== The records

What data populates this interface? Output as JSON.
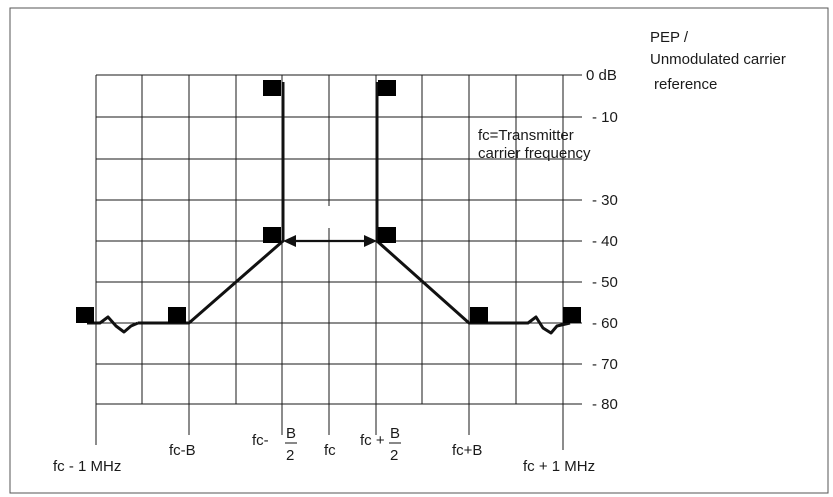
{
  "reference_label": [
    "PEP /",
    "Unmodulated carrier",
    "reference"
  ],
  "carrier_note": [
    "fc=Transmitter",
    "carrier frequency"
  ],
  "y_tick_labels": [
    "0 dB",
    "- 10",
    "- 30",
    "- 40",
    "- 50",
    "- 60",
    "- 70",
    "- 80"
  ],
  "x_labels": {
    "fc_minus_1mhz": "fc - 1 MHz",
    "fc_minus_b": "fc-B",
    "fc_minus_half_b_prefix": "fc-",
    "fc": "fc",
    "fc_plus_half_b_prefix": "fc +",
    "fc_plus_b": "fc+B",
    "fc_plus_1mhz": "fc + 1 MHz",
    "fraction_numerator": "B",
    "fraction_denominator": "2"
  },
  "colors": {
    "line": "#111111",
    "grid": "#1a1a1a",
    "frame": "#444444"
  }
}
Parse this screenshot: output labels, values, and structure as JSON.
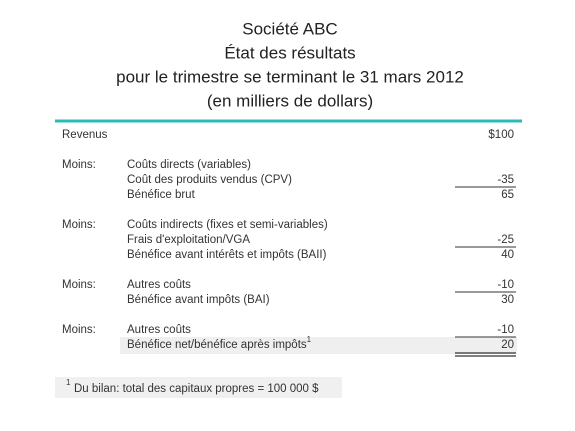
{
  "header": {
    "company": "Société ABC",
    "statement": "État des résultats",
    "period": "pour le trimestre se terminant le 31 mars 2012",
    "units": "(en milliers de dollars)"
  },
  "revenue": {
    "label": "Revenus",
    "amount": "$100"
  },
  "sections": [
    {
      "prefix": "Moins:",
      "rows": [
        {
          "label": "Coûts directs (variables)"
        },
        {
          "label": "Coût des produits vendus (CPV)",
          "amount": "-35"
        },
        {
          "label": "Bénéfice brut",
          "amount": "65"
        }
      ]
    },
    {
      "prefix": "Moins:",
      "rows": [
        {
          "label": "Coûts indirects (fixes et semi-variables)"
        },
        {
          "label": "Frais d'exploitation/VGA",
          "amount": "-25"
        },
        {
          "label": "Bénéfice avant intérêts et impôts (BAII)",
          "amount": "40"
        }
      ]
    },
    {
      "prefix": "Moins:",
      "rows": [
        {
          "label": "Autres coûts",
          "amount": "-10"
        },
        {
          "label": "Bénéfice avant impôts (BAI)",
          "amount": "30"
        }
      ]
    },
    {
      "prefix": "Moins:",
      "rows": [
        {
          "label": "Autres coûts",
          "amount": "-10"
        },
        {
          "label": "Bénéfice net/bénéfice après impôts",
          "marker": "1",
          "amount": "20"
        }
      ]
    }
  ],
  "footnote": {
    "marker": "1",
    "text": "Du bilan: total des capitaux propres = 100 000 $"
  }
}
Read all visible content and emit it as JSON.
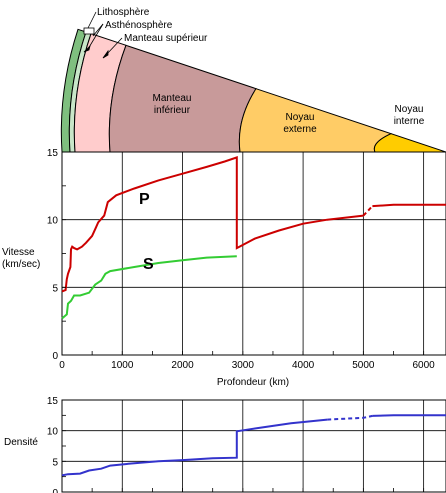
{
  "cross_section": {
    "layers": [
      {
        "name": "Lithosphère",
        "color": "#7fbf7f"
      },
      {
        "name": "Asthénosphère",
        "color": "#c8e6c8"
      },
      {
        "name": "Manteau supérieur",
        "color": "#ffcccc"
      },
      {
        "name": "Manteau\ninférieur",
        "color": "#c89a9a"
      },
      {
        "name": "Noyau\nexterne",
        "color": "#ffcc66"
      },
      {
        "name": "Noyau\ninterne",
        "color": "#ffcc00"
      }
    ],
    "boundary_depths_km": [
      0,
      100,
      200,
      700,
      2900,
      5100,
      6371
    ]
  },
  "chart_data": [
    {
      "type": "line",
      "ylabel": "Vitesse\n(km/sec)",
      "xlabel": "Profondeur (km)",
      "xlim": [
        0,
        6371
      ],
      "ylim": [
        0,
        15
      ],
      "x_ticks": [
        "0",
        "1000",
        "2000",
        "3000",
        "4000",
        "5000",
        "6000"
      ],
      "y_ticks": [
        "0",
        "5",
        "10",
        "15"
      ],
      "grid": true,
      "series": [
        {
          "name": "P",
          "color": "#cc0000",
          "points": [
            [
              0,
              4.7
            ],
            [
              60,
              4.8
            ],
            [
              80,
              5.6
            ],
            [
              100,
              6.0
            ],
            [
              140,
              6.5
            ],
            [
              150,
              7.8
            ],
            [
              170,
              8.0
            ],
            [
              200,
              7.9
            ],
            [
              250,
              7.8
            ],
            [
              330,
              8.0
            ],
            [
              400,
              8.3
            ],
            [
              500,
              8.8
            ],
            [
              560,
              9.4
            ],
            [
              600,
              9.8
            ],
            [
              660,
              10.1
            ],
            [
              700,
              10.3
            ],
            [
              760,
              11.3
            ],
            [
              900,
              11.8
            ],
            [
              1200,
              12.3
            ],
            [
              1600,
              12.9
            ],
            [
              2000,
              13.4
            ],
            [
              2400,
              13.9
            ],
            [
              2700,
              14.3
            ],
            [
              2900,
              14.6
            ],
            [
              2900,
              7.9
            ],
            [
              3200,
              8.6
            ],
            [
              3600,
              9.2
            ],
            [
              4000,
              9.7
            ],
            [
              4400,
              10.0
            ],
            [
              4800,
              10.2
            ],
            [
              5000,
              10.3
            ],
            [
              5150,
              11.0
            ],
            [
              5500,
              11.1
            ],
            [
              6371,
              11.1
            ]
          ],
          "dashed_segment": [
            5000,
            5150
          ]
        },
        {
          "name": "S",
          "color": "#33cc33",
          "points": [
            [
              0,
              2.7
            ],
            [
              80,
              3.0
            ],
            [
              100,
              3.8
            ],
            [
              150,
              4.0
            ],
            [
              200,
              4.4
            ],
            [
              300,
              4.4
            ],
            [
              450,
              4.6
            ],
            [
              550,
              5.2
            ],
            [
              650,
              5.5
            ],
            [
              720,
              6.0
            ],
            [
              800,
              6.2
            ],
            [
              1200,
              6.5
            ],
            [
              1600,
              6.8
            ],
            [
              2000,
              7.0
            ],
            [
              2400,
              7.2
            ],
            [
              2900,
              7.3
            ]
          ]
        }
      ]
    },
    {
      "type": "line",
      "ylabel": "Densité",
      "xlim": [
        0,
        6371
      ],
      "ylim": [
        0,
        15
      ],
      "y_ticks": [
        "0",
        "5",
        "10",
        "15"
      ],
      "grid": true,
      "series": [
        {
          "color": "#3333cc",
          "points": [
            [
              0,
              2.7
            ],
            [
              100,
              2.9
            ],
            [
              300,
              3.0
            ],
            [
              450,
              3.5
            ],
            [
              650,
              3.8
            ],
            [
              800,
              4.3
            ],
            [
              1200,
              4.7
            ],
            [
              1600,
              5.0
            ],
            [
              2000,
              5.2
            ],
            [
              2500,
              5.5
            ],
            [
              2900,
              5.6
            ],
            [
              2900,
              9.9
            ],
            [
              3300,
              10.5
            ],
            [
              3800,
              11.2
            ],
            [
              4400,
              11.8
            ],
            [
              5000,
              12.1
            ],
            [
              5150,
              12.4
            ],
            [
              5500,
              12.5
            ],
            [
              6371,
              12.5
            ]
          ],
          "dashed_segment": [
            4800,
            5150
          ]
        }
      ]
    }
  ]
}
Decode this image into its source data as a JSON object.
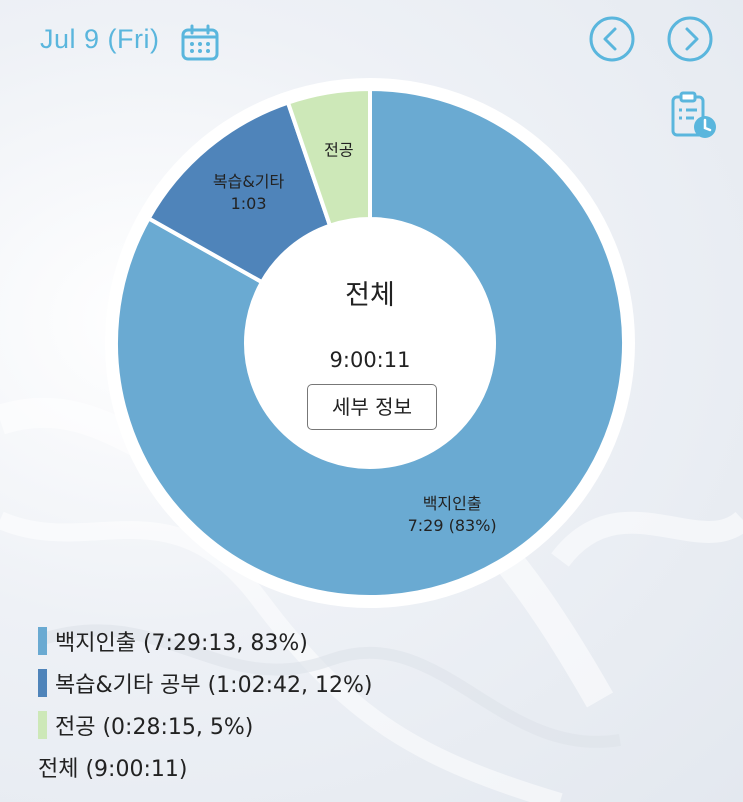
{
  "header": {
    "date": "Jul 9 (Fri)",
    "icons": [
      "calendar-icon",
      "chevron-left-icon",
      "chevron-right-icon",
      "clipboard-clock-icon"
    ],
    "accent_color": "#5ab6dd"
  },
  "center": {
    "title": "전체",
    "time": "9:00:11",
    "detail_button": "세부 정보"
  },
  "legend": {
    "items": [
      {
        "label": "백지인출 (7:29:13, 83%)",
        "color": "#6aaad2"
      },
      {
        "label": "복습&기타 공부 (1:02:42, 12%)",
        "color": "#4f84ba"
      },
      {
        "label": "전공 (0:28:15, 5%)",
        "color": "#cde8b8"
      }
    ],
    "total": "전체 (9:00:11)"
  },
  "chart_data": {
    "type": "pie",
    "donut": true,
    "start_angle": "top",
    "direction": "clockwise",
    "slices": [
      {
        "name": "백지인출",
        "label_lines": [
          "백지인출",
          "7:29 (83%)"
        ],
        "value": 7.487,
        "percent": 83,
        "color": "#6aaad2"
      },
      {
        "name": "복습&기타",
        "label_lines": [
          "복습&기타",
          "1:03"
        ],
        "value": 1.045,
        "percent": 12,
        "color": "#4f84ba"
      },
      {
        "name": "전공",
        "label_lines": [
          "전공"
        ],
        "value": 0.471,
        "percent": 5,
        "color": "#cde8b8"
      }
    ]
  }
}
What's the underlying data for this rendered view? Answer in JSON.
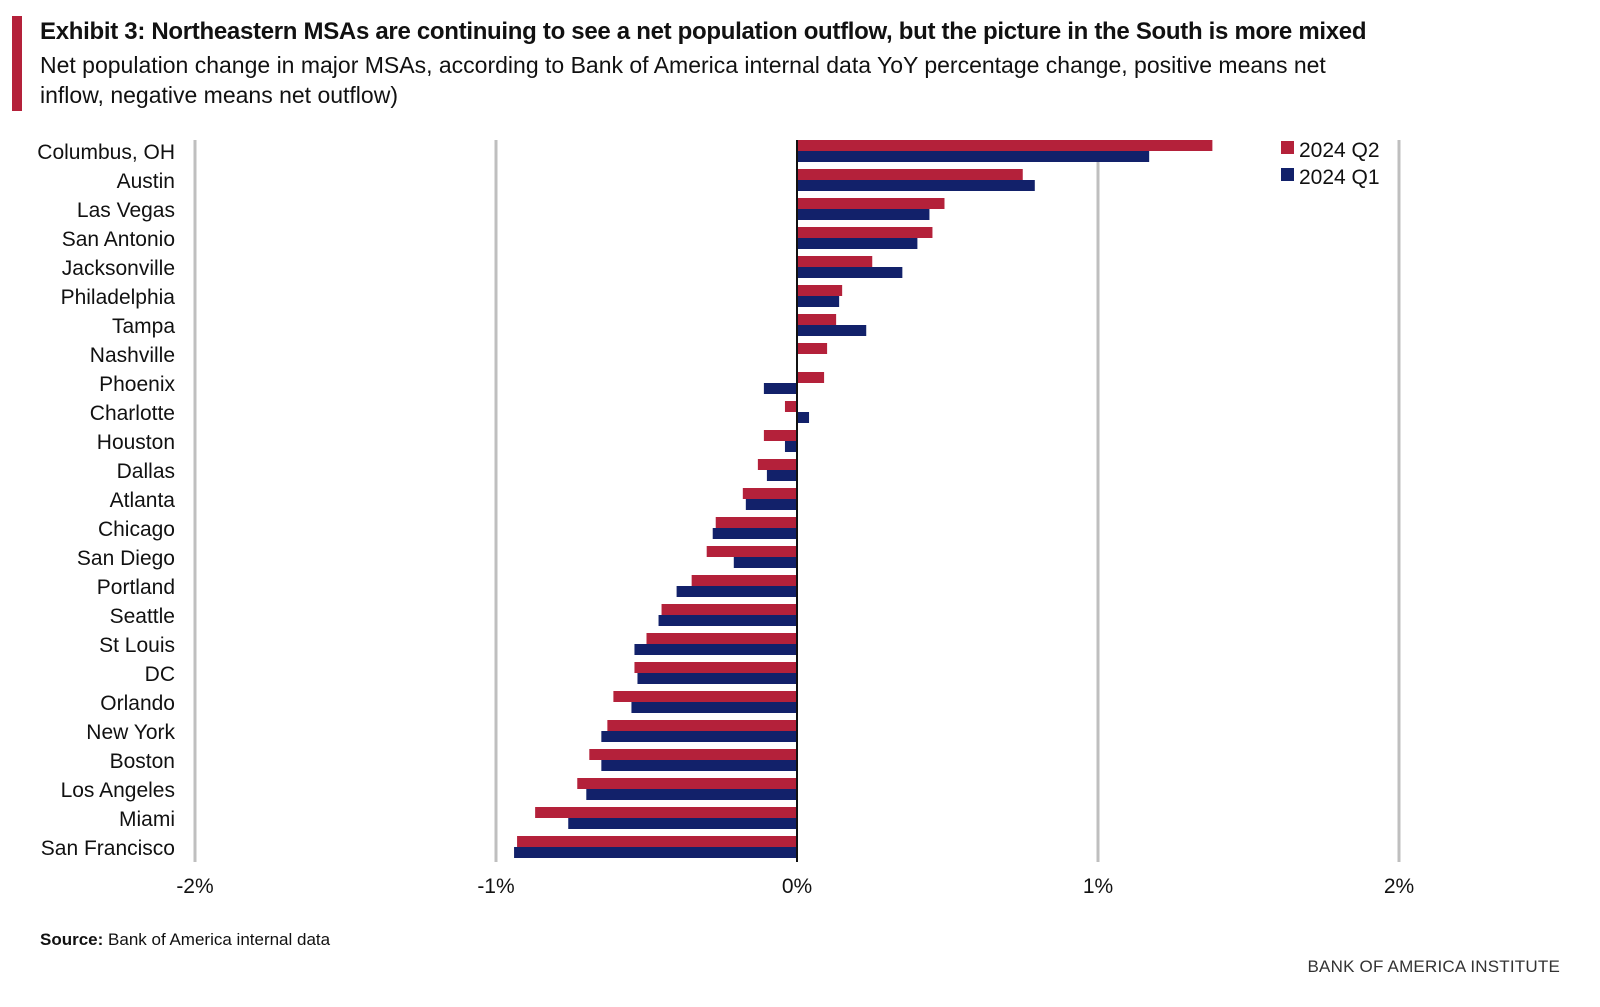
{
  "header": {
    "title": "Exhibit 3: Northeastern MSAs are continuing to see a net population outflow, but the picture in the South is more mixed",
    "subtitle": "Net population change in major MSAs, according to Bank of America internal data YoY percentage change, positive means net inflow, negative means net outflow)"
  },
  "footer": {
    "source_label": "Source:",
    "source_text": "Bank of America internal data",
    "brand": "BANK OF AMERICA INSTITUTE"
  },
  "colors": {
    "accent": "#b4213a",
    "q2": "#b4213a",
    "q1": "#12216a",
    "grid": "#bfbfbf"
  },
  "chart_data": {
    "type": "bar",
    "orientation": "horizontal",
    "categories": [
      "Columbus, OH",
      "Austin",
      "Las Vegas",
      "San Antonio",
      "Jacksonville",
      "Philadelphia",
      "Tampa",
      "Nashville",
      "Phoenix",
      "Charlotte",
      "Houston",
      "Dallas",
      "Atlanta",
      "Chicago",
      "San Diego",
      "Portland",
      "Seattle",
      "St Louis",
      "DC",
      "Orlando",
      "New York",
      "Boston",
      "Los Angeles",
      "Miami",
      "San Francisco"
    ],
    "series": [
      {
        "name": "2024 Q2",
        "color": "#b4213a",
        "values": [
          1.38,
          0.75,
          0.49,
          0.45,
          0.25,
          0.15,
          0.13,
          0.1,
          0.09,
          -0.04,
          -0.11,
          -0.13,
          -0.18,
          -0.27,
          -0.3,
          -0.35,
          -0.45,
          -0.5,
          -0.54,
          -0.61,
          -0.63,
          -0.69,
          -0.73,
          -0.87,
          -0.93
        ]
      },
      {
        "name": "2024 Q1",
        "color": "#12216a",
        "values": [
          1.17,
          0.79,
          0.44,
          0.4,
          0.35,
          0.14,
          0.23,
          0.0,
          -0.11,
          0.04,
          -0.04,
          -0.1,
          -0.17,
          -0.28,
          -0.21,
          -0.4,
          -0.46,
          -0.54,
          -0.53,
          -0.55,
          -0.65,
          -0.65,
          -0.7,
          -0.76,
          -0.94
        ]
      }
    ],
    "xlim": [
      -2,
      2
    ],
    "xticks": [
      "-2%",
      "-1%",
      "0%",
      "1%",
      "2%"
    ],
    "xtick_values": [
      -2,
      -1,
      0,
      1,
      2
    ],
    "x_unit": "%",
    "grid": "vertical",
    "legend_position": "top-right"
  }
}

====

§ **Written instruction**:
Look for the word "chevron" in every line of the listing and copy the lines that have it.

§ **Finished answer**:
      "chevron-left-icon",
      "chevron-right-icon",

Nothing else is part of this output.